AVAILABLE RECORDS:
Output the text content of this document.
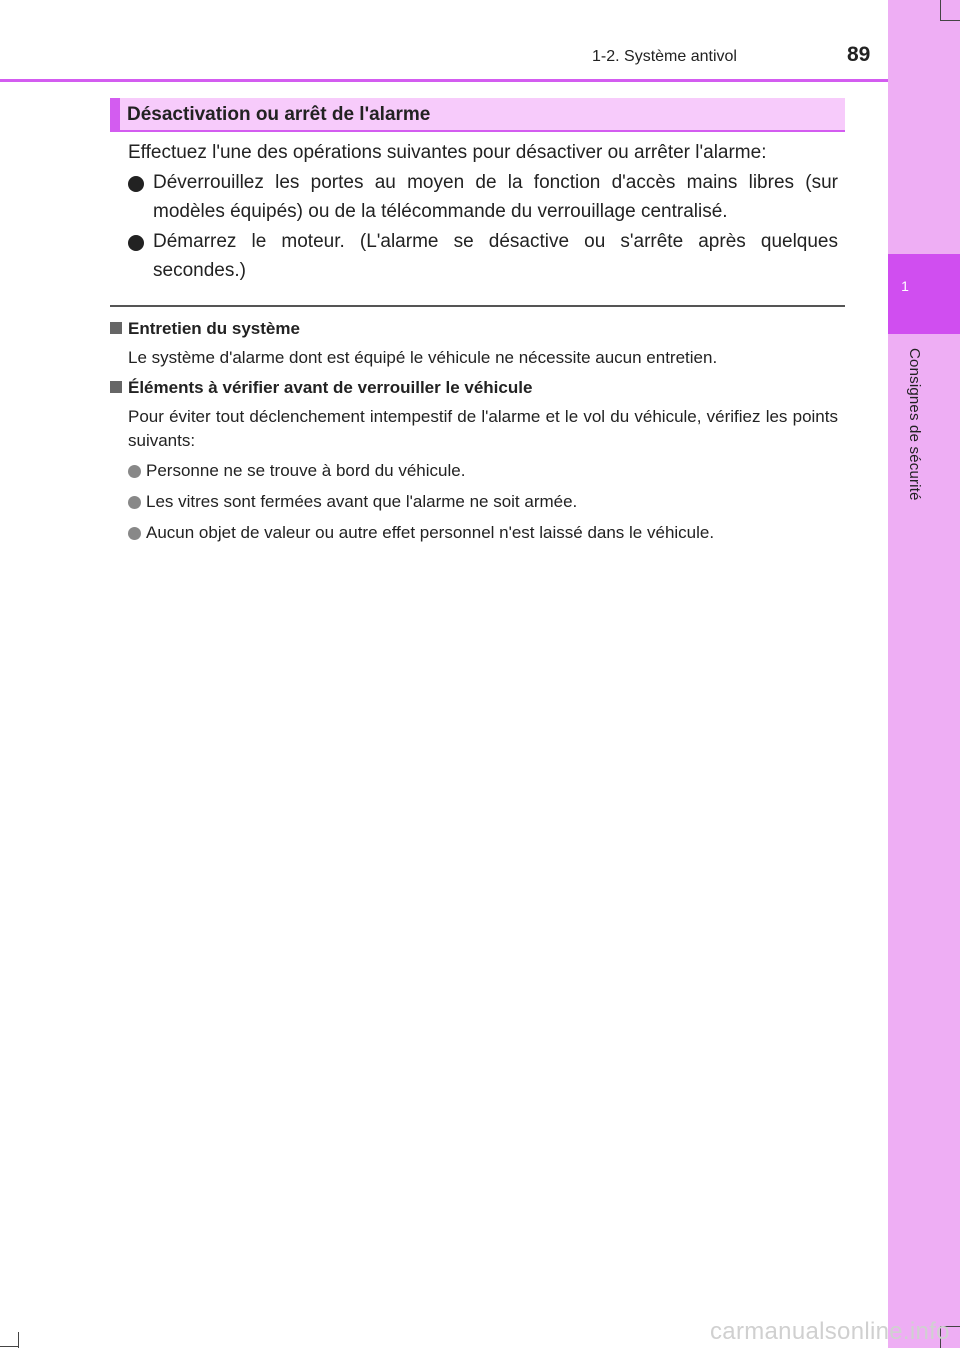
1
Consignes de sécurité
1-2. Système antivol	89
Désactivation ou arrêt de l'alarme
Effectuez l'une des opérations suivantes pour désactiver ou arrêter l'alarme:
Déverrouillez les portes au moyen de la fonction d'accès mains libres (sur modèles équipés) ou de la télécommande du verrouillage centralisé.
Démarrez le moteur. (L'alarme se désactive ou s'arrête après quelques secondes.)
Entretien du système
Le système d'alarme dont est équipé le véhicule ne nécessite aucun entretien.
Éléments à vérifier avant de verrouiller le véhicule
Pour éviter tout déclenchement intempestif de l'alarme et le vol du véhicule, vérifiez les points suivants:
Personne ne se trouve à bord du véhicule.
Les vitres sont fermées avant que l'alarme ne soit armée.
Aucun objet de valeur ou autre effet personnel n'est laissé dans le véhicule.
carmanualsonline.info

AIM: Can the entries above be repeated exactly, without their pictures?

ANSWER BELOW:
Output the text content of this document.
1
Consignes de sécurité
1-2. Système antivol	89
Désactivation ou arrêt de l'alarme
Effectuez l'une des opérations suivantes pour désactiver ou arrêter l'alarme:
Déverrouillez les portes au moyen de la fonction d'accès mains libres (sur modèles équipés) ou de la télécommande du verrouillage centralisé.
Démarrez le moteur. (L'alarme se désactive ou s'arrête après quelques secondes.)
Entretien du système
Le système d'alarme dont est équipé le véhicule ne nécessite aucun entretien.
Éléments à vérifier avant de verrouiller le véhicule
Pour éviter tout déclenchement intempestif de l'alarme et le vol du véhicule, vérifiez les points suivants:
Personne ne se trouve à bord du véhicule.
Les vitres sont fermées avant que l'alarme ne soit armée.
Aucun objet de valeur ou autre effet personnel n'est laissé dans le véhicule.
carmanualsonline.info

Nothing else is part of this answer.